Reproduce the material in full, unchanged.

▶ _Data extract_:
┌────────

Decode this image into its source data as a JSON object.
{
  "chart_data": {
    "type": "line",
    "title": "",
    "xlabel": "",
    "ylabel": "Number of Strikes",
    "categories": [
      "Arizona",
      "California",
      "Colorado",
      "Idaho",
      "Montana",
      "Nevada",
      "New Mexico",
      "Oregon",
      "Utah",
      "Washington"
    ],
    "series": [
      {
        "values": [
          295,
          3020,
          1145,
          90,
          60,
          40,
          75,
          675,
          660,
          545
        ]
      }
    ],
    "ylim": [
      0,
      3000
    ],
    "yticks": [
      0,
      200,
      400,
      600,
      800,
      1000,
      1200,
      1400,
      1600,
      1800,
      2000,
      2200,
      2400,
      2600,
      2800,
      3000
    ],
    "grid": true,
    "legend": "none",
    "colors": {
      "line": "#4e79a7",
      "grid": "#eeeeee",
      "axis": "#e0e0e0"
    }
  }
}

└────────

▶ _Result below_:
Decode this image into its source data as a JSON object.
{
  "chart_data": {
    "type": "line",
    "title": "",
    "xlabel": "",
    "ylabel": "Number of Strikes",
    "categories": [
      "Arizona",
      "California",
      "Colorado",
      "Idaho",
      "Montana",
      "Nevada",
      "New Mexico",
      "Oregon",
      "Utah",
      "Washington"
    ],
    "series": [
      {
        "values": [
          295,
          3020,
          1145,
          90,
          60,
          40,
          75,
          675,
          660,
          545
        ]
      }
    ],
    "ylim": [
      0,
      3000
    ],
    "yticks": [
      0,
      200,
      400,
      600,
      800,
      1000,
      1200,
      1400,
      1600,
      1800,
      2000,
      2200,
      2400,
      2600,
      2800,
      3000
    ],
    "grid": true,
    "legend": "none",
    "colors": {
      "line": "#4e79a7",
      "grid": "#eeeeee",
      "axis": "#e0e0e0"
    }
  }
}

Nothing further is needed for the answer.